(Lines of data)
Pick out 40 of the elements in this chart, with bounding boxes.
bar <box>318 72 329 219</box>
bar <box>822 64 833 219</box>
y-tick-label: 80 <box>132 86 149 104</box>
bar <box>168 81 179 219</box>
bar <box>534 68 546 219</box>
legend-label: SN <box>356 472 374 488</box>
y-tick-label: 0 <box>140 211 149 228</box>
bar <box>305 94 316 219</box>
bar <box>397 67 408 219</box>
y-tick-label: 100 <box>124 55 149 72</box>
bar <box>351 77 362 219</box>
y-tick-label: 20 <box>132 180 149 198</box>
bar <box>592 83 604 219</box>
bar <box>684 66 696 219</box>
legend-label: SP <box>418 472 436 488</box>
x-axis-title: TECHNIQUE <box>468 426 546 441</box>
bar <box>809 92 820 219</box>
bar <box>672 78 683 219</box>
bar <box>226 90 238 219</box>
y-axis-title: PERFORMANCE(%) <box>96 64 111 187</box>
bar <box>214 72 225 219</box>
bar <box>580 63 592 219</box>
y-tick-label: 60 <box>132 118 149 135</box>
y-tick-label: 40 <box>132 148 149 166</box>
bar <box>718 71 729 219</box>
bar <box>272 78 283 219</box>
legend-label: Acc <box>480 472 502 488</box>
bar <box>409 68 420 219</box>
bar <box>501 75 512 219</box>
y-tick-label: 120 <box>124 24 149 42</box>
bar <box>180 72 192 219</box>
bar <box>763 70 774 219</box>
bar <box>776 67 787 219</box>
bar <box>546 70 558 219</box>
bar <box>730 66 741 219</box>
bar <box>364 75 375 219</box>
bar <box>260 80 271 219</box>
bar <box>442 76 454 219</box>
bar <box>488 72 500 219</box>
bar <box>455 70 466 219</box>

• _To do_
Rewrite the lines of data above with "chart" replaced by "graph", keeping everything else the same.

• _Reply_
Pick out 40 of the elements in this graph, with bounding boxes.
bar <box>318 72 329 219</box>
bar <box>822 64 833 219</box>
y-tick-label: 80 <box>132 86 149 104</box>
bar <box>168 81 179 219</box>
bar <box>534 68 546 219</box>
legend-label: SN <box>356 472 374 488</box>
y-tick-label: 0 <box>140 211 149 228</box>
bar <box>305 94 316 219</box>
bar <box>397 67 408 219</box>
y-tick-label: 100 <box>124 55 149 72</box>
bar <box>351 77 362 219</box>
y-tick-label: 20 <box>132 180 149 198</box>
bar <box>592 83 604 219</box>
bar <box>684 66 696 219</box>
legend-label: SP <box>418 472 436 488</box>
x-axis-title: TECHNIQUE <box>468 426 546 441</box>
bar <box>809 92 820 219</box>
bar <box>672 78 683 219</box>
bar <box>226 90 238 219</box>
y-axis-title: PERFORMANCE(%) <box>96 64 111 187</box>
bar <box>214 72 225 219</box>
bar <box>580 63 592 219</box>
y-tick-label: 60 <box>132 118 149 135</box>
y-tick-label: 40 <box>132 148 149 166</box>
bar <box>718 71 729 219</box>
bar <box>272 78 283 219</box>
legend-label: Acc <box>480 472 502 488</box>
bar <box>409 68 420 219</box>
bar <box>501 75 512 219</box>
y-tick-label: 120 <box>124 24 149 42</box>
bar <box>180 72 192 219</box>
bar <box>763 70 774 219</box>
bar <box>776 67 787 219</box>
bar <box>546 70 558 219</box>
bar <box>730 66 741 219</box>
bar <box>364 75 375 219</box>
bar <box>260 80 271 219</box>
bar <box>442 76 454 219</box>
bar <box>488 72 500 219</box>
bar <box>455 70 466 219</box>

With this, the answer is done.